* [WORK TO COMPLETE]:
The records that follow are to be repeated exactly, with the pictures removed.

* [STORED ROWS]:

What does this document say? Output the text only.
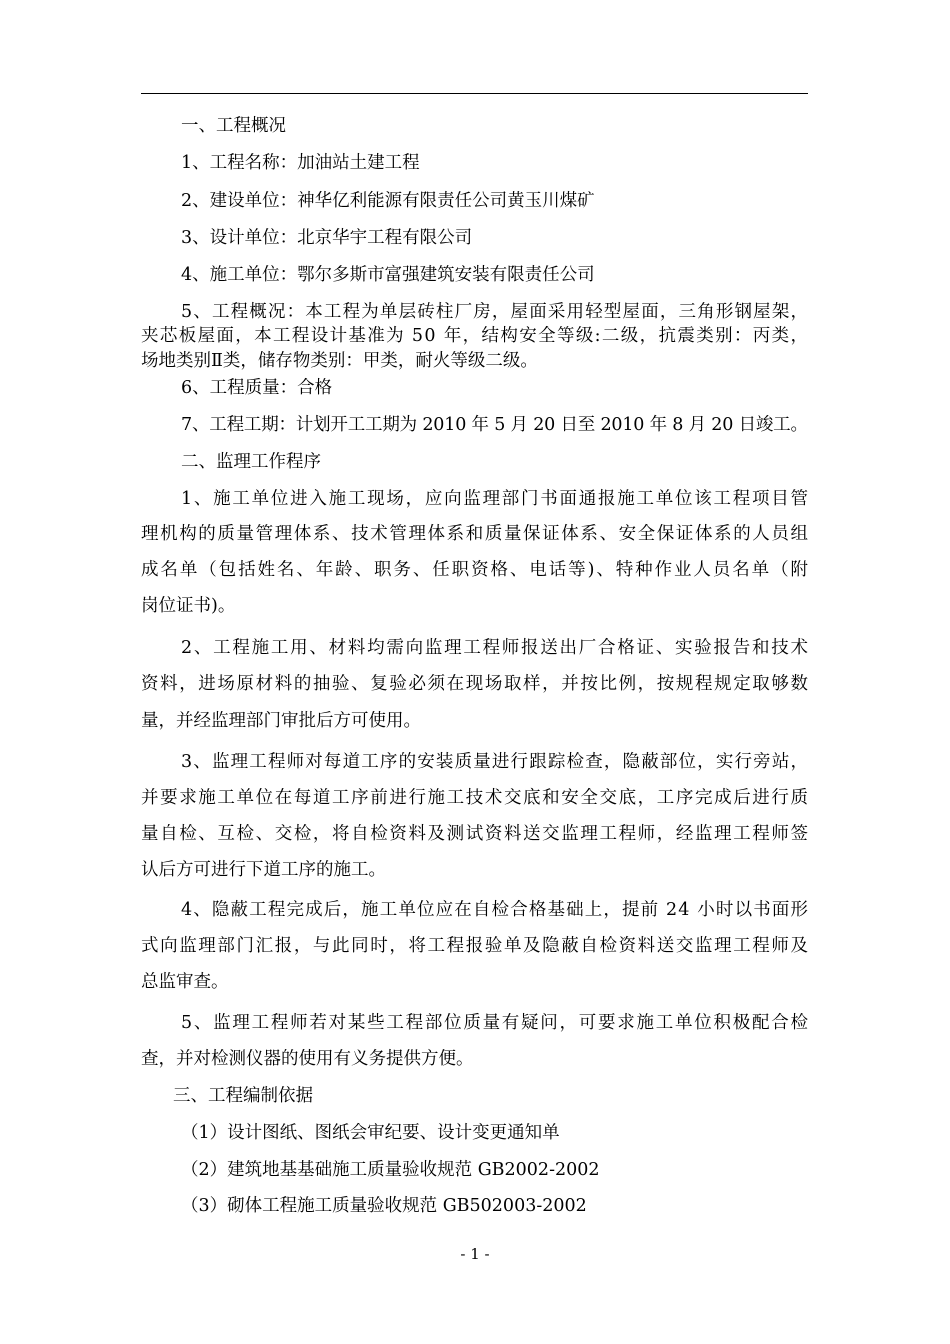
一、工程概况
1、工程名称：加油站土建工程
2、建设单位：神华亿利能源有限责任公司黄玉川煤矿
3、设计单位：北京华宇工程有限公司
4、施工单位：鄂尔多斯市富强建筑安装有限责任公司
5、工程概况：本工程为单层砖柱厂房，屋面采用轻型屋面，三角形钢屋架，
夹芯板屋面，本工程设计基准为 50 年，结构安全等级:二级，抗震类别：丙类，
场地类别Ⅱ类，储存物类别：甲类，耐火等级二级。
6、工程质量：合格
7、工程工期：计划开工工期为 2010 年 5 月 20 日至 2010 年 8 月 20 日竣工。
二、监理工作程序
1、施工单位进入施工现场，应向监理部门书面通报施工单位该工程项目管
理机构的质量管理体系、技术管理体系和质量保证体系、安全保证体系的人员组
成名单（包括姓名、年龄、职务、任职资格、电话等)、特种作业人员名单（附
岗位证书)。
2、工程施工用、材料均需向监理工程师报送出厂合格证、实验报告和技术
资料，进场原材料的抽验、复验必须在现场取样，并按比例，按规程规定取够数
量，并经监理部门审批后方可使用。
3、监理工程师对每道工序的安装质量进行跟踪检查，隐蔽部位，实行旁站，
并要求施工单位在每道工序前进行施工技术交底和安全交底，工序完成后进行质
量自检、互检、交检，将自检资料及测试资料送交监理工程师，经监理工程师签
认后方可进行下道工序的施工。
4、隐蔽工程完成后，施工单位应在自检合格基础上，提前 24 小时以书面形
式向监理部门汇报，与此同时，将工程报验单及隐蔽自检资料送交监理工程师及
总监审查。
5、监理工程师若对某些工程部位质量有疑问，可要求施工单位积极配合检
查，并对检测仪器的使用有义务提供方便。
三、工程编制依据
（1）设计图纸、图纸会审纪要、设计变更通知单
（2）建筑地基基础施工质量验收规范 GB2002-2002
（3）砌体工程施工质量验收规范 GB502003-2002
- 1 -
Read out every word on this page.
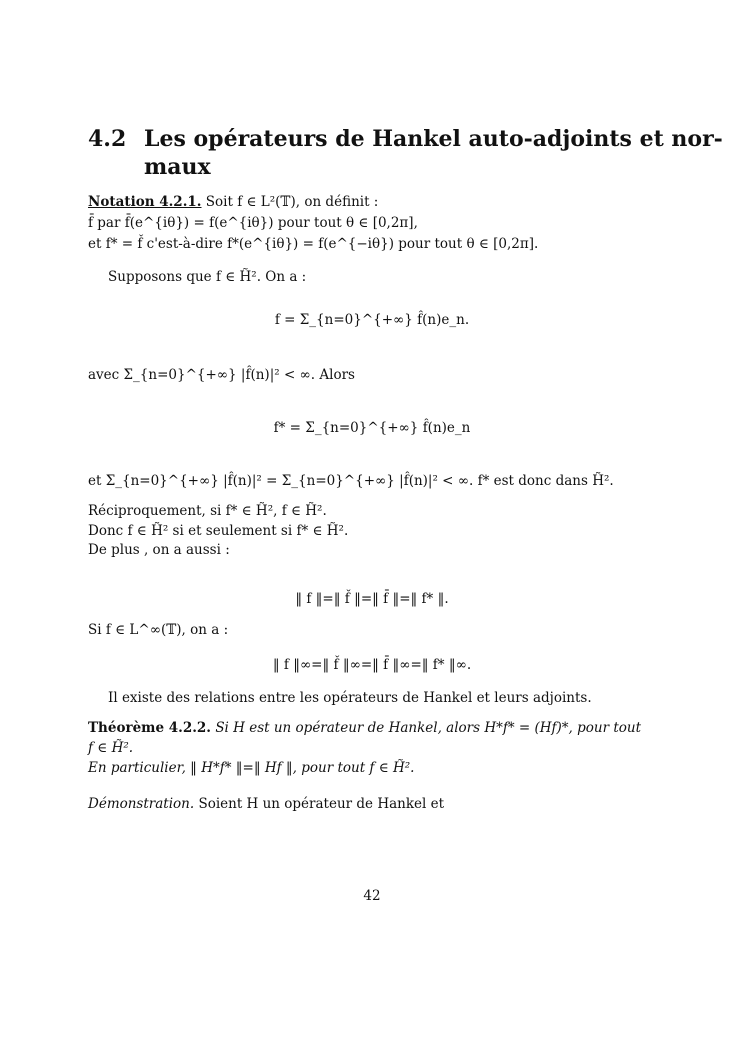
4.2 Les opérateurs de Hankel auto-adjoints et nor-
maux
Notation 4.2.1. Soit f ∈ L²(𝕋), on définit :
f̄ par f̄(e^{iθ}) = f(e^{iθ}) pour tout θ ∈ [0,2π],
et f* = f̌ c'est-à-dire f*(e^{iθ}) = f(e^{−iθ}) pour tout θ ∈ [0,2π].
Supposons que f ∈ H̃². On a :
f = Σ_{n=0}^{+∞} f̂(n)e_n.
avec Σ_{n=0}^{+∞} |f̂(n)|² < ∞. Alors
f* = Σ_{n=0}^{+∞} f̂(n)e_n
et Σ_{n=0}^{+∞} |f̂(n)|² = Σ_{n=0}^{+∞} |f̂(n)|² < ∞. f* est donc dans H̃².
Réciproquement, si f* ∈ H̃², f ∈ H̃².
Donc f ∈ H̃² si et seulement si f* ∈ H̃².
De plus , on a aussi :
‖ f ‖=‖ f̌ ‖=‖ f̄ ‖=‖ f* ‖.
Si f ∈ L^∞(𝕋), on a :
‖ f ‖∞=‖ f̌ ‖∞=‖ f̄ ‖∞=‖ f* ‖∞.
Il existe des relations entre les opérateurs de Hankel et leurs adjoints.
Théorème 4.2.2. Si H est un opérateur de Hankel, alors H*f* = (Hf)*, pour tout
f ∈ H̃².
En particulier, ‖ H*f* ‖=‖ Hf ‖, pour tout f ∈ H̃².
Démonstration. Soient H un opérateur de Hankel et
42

* [EXPECTED ANSWER]:
What does this document say? Output the text only.
一、工程概况
1、工程名称：加油站土建工程
2、建设单位：神华亿利能源有限责任公司黄玉川煤矿
3、设计单位：北京华宇工程有限公司
4、施工单位：鄂尔多斯市富强建筑安装有限责任公司
5、工程概况：本工程为单层砖柱厂房，屋面采用轻型屋面，三角形钢屋架，
夹芯板屋面，本工程设计基准为 50 年，结构安全等级:二级，抗震类别：丙类，
场地类别Ⅱ类，储存物类别：甲类，耐火等级二级。
6、工程质量：合格
7、工程工期：计划开工工期为 2010 年 5 月 20 日至 2010 年 8 月 20 日竣工。
二、监理工作程序
1、施工单位进入施工现场，应向监理部门书面通报施工单位该工程项目管
理机构的质量管理体系、技术管理体系和质量保证体系、安全保证体系的人员组
成名单（包括姓名、年龄、职务、任职资格、电话等)、特种作业人员名单（附
岗位证书)。
2、工程施工用、材料均需向监理工程师报送出厂合格证、实验报告和技术
资料，进场原材料的抽验、复验必须在现场取样，并按比例，按规程规定取够数
量，并经监理部门审批后方可使用。
3、监理工程师对每道工序的安装质量进行跟踪检查，隐蔽部位，实行旁站，
并要求施工单位在每道工序前进行施工技术交底和安全交底，工序完成后进行质
量自检、互检、交检，将自检资料及测试资料送交监理工程师，经监理工程师签
认后方可进行下道工序的施工。
4、隐蔽工程完成后，施工单位应在自检合格基础上，提前 24 小时以书面形
式向监理部门汇报，与此同时，将工程报验单及隐蔽自检资料送交监理工程师及
总监审查。
5、监理工程师若对某些工程部位质量有疑问，可要求施工单位积极配合检
查，并对检测仪器的使用有义务提供方便。
三、工程编制依据
（1）设计图纸、图纸会审纪要、设计变更通知单
（2）建筑地基基础施工质量验收规范 GB2002-2002
（3）砌体工程施工质量验收规范 GB502003-2002
- 1 -
Read out every word on this page.
4.2 Les opérateurs de Hankel auto-adjoints et nor-
maux
Notation 4.2.1. Soit f ∈ L²(𝕋), on définit :
f̄ par f̄(e^{iθ}) = f(e^{iθ}) pour tout θ ∈ [0,2π],
et f* = f̌ c'est-à-dire f*(e^{iθ}) = f(e^{−iθ}) pour tout θ ∈ [0,2π].
Supposons que f ∈ H̃². On a :
f = Σ_{n=0}^{+∞} f̂(n)e_n.
avec Σ_{n=0}^{+∞} |f̂(n)|² < ∞. Alors
f* = Σ_{n=0}^{+∞} f̂(n)e_n
et Σ_{n=0}^{+∞} |f̂(n)|² = Σ_{n=0}^{+∞} |f̂(n)|² < ∞. f* est donc dans H̃².
Réciproquement, si f* ∈ H̃², f ∈ H̃².
Donc f ∈ H̃² si et seulement si f* ∈ H̃².
De plus , on a aussi :
‖ f ‖=‖ f̌ ‖=‖ f̄ ‖=‖ f* ‖.
Si f ∈ L^∞(𝕋), on a :
‖ f ‖∞=‖ f̌ ‖∞=‖ f̄ ‖∞=‖ f* ‖∞.
Il existe des relations entre les opérateurs de Hankel et leurs adjoints.
Théorème 4.2.2. Si H est un opérateur de Hankel, alors H*f* = (Hf)*, pour tout
f ∈ H̃².
En particulier, ‖ H*f* ‖=‖ Hf ‖, pour tout f ∈ H̃².
Démonstration. Soient H un opérateur de Hankel et
42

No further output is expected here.